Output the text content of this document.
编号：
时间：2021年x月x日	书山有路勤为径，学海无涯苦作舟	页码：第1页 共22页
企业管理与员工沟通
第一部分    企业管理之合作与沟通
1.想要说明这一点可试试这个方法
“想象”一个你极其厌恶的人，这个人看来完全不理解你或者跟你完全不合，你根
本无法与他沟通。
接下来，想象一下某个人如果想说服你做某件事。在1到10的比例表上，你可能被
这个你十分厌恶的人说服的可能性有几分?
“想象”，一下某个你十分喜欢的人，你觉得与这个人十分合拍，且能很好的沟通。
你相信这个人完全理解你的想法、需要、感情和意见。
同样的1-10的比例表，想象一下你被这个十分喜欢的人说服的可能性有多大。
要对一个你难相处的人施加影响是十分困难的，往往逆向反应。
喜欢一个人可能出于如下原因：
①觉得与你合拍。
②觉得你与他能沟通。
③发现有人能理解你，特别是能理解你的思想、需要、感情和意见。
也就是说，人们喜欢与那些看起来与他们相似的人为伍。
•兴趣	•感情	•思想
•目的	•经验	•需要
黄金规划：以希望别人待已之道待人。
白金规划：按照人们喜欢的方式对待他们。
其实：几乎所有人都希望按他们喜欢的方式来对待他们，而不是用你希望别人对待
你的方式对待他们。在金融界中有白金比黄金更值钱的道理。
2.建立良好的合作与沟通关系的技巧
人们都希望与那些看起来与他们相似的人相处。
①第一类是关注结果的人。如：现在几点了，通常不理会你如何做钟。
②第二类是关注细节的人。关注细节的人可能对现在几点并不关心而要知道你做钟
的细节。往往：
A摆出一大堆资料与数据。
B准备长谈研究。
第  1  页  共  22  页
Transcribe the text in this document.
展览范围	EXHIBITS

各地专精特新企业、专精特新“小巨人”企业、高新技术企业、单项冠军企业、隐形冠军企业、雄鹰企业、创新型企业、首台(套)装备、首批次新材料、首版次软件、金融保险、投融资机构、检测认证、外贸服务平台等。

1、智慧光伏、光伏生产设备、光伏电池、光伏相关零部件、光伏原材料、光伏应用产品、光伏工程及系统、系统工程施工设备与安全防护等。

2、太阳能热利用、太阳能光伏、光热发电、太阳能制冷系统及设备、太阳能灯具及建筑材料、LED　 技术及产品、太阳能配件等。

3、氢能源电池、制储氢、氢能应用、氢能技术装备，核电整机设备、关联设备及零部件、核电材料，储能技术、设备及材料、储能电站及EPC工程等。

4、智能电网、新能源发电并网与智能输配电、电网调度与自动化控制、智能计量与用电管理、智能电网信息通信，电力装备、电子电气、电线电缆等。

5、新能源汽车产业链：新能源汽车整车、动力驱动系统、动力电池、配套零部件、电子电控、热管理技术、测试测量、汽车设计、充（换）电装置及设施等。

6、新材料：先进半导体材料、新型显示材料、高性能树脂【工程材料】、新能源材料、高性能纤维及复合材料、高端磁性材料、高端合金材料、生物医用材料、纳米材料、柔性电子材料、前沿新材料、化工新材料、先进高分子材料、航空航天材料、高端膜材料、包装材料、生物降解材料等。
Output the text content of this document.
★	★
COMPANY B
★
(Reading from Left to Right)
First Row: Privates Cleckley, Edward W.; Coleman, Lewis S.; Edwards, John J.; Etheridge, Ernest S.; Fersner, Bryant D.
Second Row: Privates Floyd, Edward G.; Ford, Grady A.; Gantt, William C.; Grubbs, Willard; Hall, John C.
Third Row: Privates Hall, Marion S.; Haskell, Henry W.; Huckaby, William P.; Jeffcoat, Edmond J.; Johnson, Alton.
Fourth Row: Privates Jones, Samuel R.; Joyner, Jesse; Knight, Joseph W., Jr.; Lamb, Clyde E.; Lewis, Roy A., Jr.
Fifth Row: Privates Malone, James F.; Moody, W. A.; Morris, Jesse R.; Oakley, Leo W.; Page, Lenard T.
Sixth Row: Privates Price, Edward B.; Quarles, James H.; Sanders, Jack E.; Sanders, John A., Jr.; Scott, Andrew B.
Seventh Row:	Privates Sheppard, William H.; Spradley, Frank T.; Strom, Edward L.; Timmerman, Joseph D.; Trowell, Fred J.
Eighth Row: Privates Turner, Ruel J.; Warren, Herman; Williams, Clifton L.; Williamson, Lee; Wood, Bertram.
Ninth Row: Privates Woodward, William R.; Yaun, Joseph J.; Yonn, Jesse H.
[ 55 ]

********

## Exercise brief
Quote all of the entries verbatim.

## Worked answer
Output the text content of this document.
编号：
时间：2021年x月x日	书山有路勤为径，学海无涯苦作舟	页码：第1页 共22页
企业管理与员工沟通
第一部分    企业管理之合作与沟通
1.想要说明这一点可试试这个方法
“想象”一个你极其厌恶的人，这个人看来完全不理解你或者跟你完全不合，你根
本无法与他沟通。
接下来，想象一下某个人如果想说服你做某件事。在1到10的比例表上，你可能被
这个你十分厌恶的人说服的可能性有几分?
“想象”，一下某个你十分喜欢的人，你觉得与这个人十分合拍，且能很好的沟通。
你相信这个人完全理解你的想法、需要、感情和意见。
同样的1-10的比例表，想象一下你被这个十分喜欢的人说服的可能性有多大。
要对一个你难相处的人施加影响是十分困难的，往往逆向反应。
喜欢一个人可能出于如下原因：
①觉得与你合拍。
②觉得你与他能沟通。
③发现有人能理解你，特别是能理解你的思想、需要、感情和意见。
也就是说，人们喜欢与那些看起来与他们相似的人为伍。
•兴趣	•感情	•思想
•目的	•经验	•需要
黄金规划：以希望别人待已之道待人。
白金规划：按照人们喜欢的方式对待他们。
其实：几乎所有人都希望按他们喜欢的方式来对待他们，而不是用你希望别人对待
你的方式对待他们。在金融界中有白金比黄金更值钱的道理。
2.建立良好的合作与沟通关系的技巧
人们都希望与那些看起来与他们相似的人相处。
①第一类是关注结果的人。如：现在几点了，通常不理会你如何做钟。
②第二类是关注细节的人。关注细节的人可能对现在几点并不关心而要知道你做钟
的细节。往往：
A摆出一大堆资料与数据。
B准备长谈研究。
第  1  页  共  22  页
Transcribe the text in this document.
展览范围	EXHIBITS

各地专精特新企业、专精特新“小巨人”企业、高新技术企业、单项冠军企业、隐形冠军企业、雄鹰企业、创新型企业、首台(套)装备、首批次新材料、首版次软件、金融保险、投融资机构、检测认证、外贸服务平台等。

1、智慧光伏、光伏生产设备、光伏电池、光伏相关零部件、光伏原材料、光伏应用产品、光伏工程及系统、系统工程施工设备与安全防护等。

2、太阳能热利用、太阳能光伏、光热发电、太阳能制冷系统及设备、太阳能灯具及建筑材料、LED　 技术及产品、太阳能配件等。

3、氢能源电池、制储氢、氢能应用、氢能技术装备，核电整机设备、关联设备及零部件、核电材料，储能技术、设备及材料、储能电站及EPC工程等。

4、智能电网、新能源发电并网与智能输配电、电网调度与自动化控制、智能计量与用电管理、智能电网信息通信，电力装备、电子电气、电线电缆等。

5、新能源汽车产业链：新能源汽车整车、动力驱动系统、动力电池、配套零部件、电子电控、热管理技术、测试测量、汽车设计、充（换）电装置及设施等。

6、新材料：先进半导体材料、新型显示材料、高性能树脂【工程材料】、新能源材料、高性能纤维及复合材料、高端磁性材料、高端合金材料、生物医用材料、纳米材料、柔性电子材料、前沿新材料、化工新材料、先进高分子材料、航空航天材料、高端膜材料、包装材料、生物降解材料等。
Output the text content of this document.
★	★
COMPANY B
★
(Reading from Left to Right)
First Row: Privates Cleckley, Edward W.; Coleman, Lewis S.; Edwards, John J.; Etheridge, Ernest S.; Fersner, Bryant D.
Second Row: Privates Floyd, Edward G.; Ford, Grady A.; Gantt, William C.; Grubbs, Willard; Hall, John C.
Third Row: Privates Hall, Marion S.; Haskell, Henry W.; Huckaby, William P.; Jeffcoat, Edmond J.; Johnson, Alton.
Fourth Row: Privates Jones, Samuel R.; Joyner, Jesse; Knight, Joseph W., Jr.; Lamb, Clyde E.; Lewis, Roy A., Jr.
Fifth Row: Privates Malone, James F.; Moody, W. A.; Morris, Jesse R.; Oakley, Leo W.; Page, Lenard T.
Sixth Row: Privates Price, Edward B.; Quarles, James H.; Sanders, Jack E.; Sanders, John A., Jr.; Scott, Andrew B.
Seventh Row:	Privates Sheppard, William H.; Spradley, Frank T.; Strom, Edward L.; Timmerman, Joseph D.; Trowell, Fred J.
Eighth Row: Privates Turner, Ruel J.; Warren, Herman; Williams, Clifton L.; Williamson, Lee; Wood, Bertram.
Ninth Row: Privates Woodward, William R.; Yaun, Joseph J.; Yonn, Jesse H.
[ 55 ]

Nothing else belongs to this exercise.